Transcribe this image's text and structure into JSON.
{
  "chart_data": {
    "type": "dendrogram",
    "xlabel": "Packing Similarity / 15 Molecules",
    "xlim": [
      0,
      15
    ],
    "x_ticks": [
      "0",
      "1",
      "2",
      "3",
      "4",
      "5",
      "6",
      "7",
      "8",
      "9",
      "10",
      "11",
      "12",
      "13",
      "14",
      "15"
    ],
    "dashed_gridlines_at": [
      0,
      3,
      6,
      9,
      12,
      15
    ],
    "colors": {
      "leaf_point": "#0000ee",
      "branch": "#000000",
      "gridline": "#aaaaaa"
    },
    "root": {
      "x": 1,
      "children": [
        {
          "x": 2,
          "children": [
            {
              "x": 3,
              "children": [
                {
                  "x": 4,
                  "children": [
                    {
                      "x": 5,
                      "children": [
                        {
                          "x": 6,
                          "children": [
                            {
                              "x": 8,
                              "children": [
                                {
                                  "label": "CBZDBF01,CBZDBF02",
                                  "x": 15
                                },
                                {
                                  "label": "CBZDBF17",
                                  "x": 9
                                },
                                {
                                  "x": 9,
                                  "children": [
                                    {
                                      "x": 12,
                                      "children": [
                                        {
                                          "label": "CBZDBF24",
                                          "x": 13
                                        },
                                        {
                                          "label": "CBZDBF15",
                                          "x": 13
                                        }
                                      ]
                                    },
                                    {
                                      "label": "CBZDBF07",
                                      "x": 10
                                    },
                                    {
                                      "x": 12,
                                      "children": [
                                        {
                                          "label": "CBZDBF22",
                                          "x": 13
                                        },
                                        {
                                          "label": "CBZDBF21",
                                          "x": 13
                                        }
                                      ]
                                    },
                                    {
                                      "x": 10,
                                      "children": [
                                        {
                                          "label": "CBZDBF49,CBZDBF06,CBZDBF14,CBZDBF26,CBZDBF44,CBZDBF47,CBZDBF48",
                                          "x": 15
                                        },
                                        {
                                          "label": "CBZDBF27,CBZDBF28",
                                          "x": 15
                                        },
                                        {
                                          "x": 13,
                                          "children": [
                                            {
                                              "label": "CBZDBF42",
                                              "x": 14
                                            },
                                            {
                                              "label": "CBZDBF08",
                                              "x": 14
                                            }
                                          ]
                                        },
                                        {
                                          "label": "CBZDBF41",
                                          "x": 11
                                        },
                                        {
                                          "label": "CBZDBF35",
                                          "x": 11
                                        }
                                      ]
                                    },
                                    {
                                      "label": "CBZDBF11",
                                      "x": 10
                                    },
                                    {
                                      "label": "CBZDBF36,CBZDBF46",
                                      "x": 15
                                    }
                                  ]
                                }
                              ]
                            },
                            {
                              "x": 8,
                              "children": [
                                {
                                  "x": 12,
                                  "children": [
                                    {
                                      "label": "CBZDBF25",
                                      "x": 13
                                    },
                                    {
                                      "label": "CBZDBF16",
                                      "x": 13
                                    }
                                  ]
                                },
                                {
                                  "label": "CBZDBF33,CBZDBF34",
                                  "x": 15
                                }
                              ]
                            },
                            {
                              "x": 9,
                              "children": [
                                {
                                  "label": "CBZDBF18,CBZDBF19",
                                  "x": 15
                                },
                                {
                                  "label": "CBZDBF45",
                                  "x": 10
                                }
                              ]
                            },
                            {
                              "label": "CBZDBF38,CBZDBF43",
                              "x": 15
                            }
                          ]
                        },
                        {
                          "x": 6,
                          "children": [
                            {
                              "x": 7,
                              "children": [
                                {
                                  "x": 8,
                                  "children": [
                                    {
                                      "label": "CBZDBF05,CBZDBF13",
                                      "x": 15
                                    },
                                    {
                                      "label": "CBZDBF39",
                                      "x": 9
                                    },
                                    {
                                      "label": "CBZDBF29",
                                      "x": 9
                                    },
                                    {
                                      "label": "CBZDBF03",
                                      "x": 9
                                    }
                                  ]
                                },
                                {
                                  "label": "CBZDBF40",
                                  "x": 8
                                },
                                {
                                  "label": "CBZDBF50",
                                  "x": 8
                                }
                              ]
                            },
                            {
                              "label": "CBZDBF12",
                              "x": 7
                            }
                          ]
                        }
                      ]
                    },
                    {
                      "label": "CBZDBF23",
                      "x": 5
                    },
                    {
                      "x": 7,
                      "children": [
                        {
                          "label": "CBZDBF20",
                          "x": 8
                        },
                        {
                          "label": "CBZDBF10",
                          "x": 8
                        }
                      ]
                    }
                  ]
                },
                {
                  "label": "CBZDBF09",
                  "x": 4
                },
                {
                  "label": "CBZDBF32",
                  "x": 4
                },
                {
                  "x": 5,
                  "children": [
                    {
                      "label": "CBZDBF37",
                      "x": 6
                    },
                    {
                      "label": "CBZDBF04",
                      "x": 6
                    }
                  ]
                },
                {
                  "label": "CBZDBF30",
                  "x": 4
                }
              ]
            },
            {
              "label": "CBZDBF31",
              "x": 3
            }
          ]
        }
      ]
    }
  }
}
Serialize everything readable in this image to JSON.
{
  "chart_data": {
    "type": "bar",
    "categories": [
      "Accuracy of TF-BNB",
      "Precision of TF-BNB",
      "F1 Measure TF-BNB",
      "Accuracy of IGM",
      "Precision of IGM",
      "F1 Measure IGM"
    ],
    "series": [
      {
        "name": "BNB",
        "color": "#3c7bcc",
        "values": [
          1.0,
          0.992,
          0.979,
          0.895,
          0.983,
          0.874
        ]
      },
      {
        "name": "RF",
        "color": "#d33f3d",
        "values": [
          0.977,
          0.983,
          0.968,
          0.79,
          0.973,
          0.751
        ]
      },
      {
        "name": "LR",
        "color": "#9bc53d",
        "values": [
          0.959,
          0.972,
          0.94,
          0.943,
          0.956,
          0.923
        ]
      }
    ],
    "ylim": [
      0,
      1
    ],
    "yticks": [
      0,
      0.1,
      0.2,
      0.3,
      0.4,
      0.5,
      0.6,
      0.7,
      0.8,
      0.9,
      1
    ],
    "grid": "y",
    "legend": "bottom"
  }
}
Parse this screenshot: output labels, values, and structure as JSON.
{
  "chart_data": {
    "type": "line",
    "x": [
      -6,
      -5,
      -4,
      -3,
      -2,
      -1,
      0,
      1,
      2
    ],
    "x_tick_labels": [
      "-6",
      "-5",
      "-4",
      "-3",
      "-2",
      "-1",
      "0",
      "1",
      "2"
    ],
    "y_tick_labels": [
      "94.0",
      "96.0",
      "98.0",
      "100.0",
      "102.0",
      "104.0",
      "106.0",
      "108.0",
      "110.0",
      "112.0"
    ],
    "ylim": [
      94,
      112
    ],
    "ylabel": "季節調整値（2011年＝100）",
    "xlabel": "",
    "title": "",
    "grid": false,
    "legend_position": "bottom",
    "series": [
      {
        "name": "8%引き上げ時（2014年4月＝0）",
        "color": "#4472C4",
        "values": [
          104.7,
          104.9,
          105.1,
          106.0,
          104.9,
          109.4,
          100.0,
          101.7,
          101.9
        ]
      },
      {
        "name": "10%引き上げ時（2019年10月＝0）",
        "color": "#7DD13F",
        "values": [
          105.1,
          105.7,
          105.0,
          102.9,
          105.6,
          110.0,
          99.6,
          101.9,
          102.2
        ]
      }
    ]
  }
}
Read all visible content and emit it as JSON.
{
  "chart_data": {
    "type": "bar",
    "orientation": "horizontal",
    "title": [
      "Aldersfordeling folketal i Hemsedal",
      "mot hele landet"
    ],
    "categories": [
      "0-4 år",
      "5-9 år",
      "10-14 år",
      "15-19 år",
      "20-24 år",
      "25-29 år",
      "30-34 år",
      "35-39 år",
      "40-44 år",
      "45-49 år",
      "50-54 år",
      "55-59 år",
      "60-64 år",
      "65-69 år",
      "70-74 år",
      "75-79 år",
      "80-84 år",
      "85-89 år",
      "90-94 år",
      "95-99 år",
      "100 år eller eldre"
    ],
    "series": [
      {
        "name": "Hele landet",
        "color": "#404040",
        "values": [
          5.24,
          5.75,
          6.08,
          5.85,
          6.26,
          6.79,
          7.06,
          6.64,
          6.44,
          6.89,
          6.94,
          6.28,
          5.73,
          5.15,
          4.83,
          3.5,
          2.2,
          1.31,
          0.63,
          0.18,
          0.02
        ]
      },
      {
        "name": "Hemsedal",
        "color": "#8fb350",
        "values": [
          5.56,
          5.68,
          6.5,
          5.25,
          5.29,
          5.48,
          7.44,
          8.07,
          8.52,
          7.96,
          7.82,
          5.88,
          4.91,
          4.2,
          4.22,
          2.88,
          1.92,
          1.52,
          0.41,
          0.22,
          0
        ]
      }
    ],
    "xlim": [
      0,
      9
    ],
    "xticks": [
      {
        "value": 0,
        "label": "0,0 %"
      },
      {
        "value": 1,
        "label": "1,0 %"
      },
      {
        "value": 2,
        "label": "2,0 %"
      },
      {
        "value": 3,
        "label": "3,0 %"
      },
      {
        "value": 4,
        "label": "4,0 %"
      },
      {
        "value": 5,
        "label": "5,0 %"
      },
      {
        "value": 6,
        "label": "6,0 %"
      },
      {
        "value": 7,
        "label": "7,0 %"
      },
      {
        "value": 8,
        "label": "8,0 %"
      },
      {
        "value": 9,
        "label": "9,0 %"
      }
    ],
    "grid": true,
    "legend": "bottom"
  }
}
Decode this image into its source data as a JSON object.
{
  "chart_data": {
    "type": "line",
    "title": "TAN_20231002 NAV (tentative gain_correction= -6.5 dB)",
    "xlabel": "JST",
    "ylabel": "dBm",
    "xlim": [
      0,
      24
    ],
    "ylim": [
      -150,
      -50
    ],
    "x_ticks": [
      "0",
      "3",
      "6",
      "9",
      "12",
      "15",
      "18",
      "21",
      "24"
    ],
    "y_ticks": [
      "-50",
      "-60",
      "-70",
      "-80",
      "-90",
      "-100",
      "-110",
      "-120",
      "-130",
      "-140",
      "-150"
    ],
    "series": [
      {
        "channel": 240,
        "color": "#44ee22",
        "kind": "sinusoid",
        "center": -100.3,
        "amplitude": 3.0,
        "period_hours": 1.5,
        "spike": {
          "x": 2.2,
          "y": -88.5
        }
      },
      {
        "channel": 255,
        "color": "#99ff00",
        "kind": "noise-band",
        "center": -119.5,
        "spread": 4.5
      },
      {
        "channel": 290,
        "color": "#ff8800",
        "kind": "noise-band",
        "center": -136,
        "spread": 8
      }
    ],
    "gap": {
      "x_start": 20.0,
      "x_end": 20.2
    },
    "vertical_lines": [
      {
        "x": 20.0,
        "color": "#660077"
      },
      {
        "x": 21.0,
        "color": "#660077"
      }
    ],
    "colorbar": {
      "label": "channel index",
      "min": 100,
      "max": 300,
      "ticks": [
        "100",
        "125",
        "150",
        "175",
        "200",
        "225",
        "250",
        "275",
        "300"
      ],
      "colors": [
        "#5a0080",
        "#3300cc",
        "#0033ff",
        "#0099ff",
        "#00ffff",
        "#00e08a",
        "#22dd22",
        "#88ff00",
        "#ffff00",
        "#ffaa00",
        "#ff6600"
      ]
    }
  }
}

==============================

SHORT PROBLEM: Search the listing for the word "Hemsedal" and return each line that holds it.

EXERCISE RESULT:
      "Aldersfordeling folketal i Hemsedal",
        "name": "Hemsedal",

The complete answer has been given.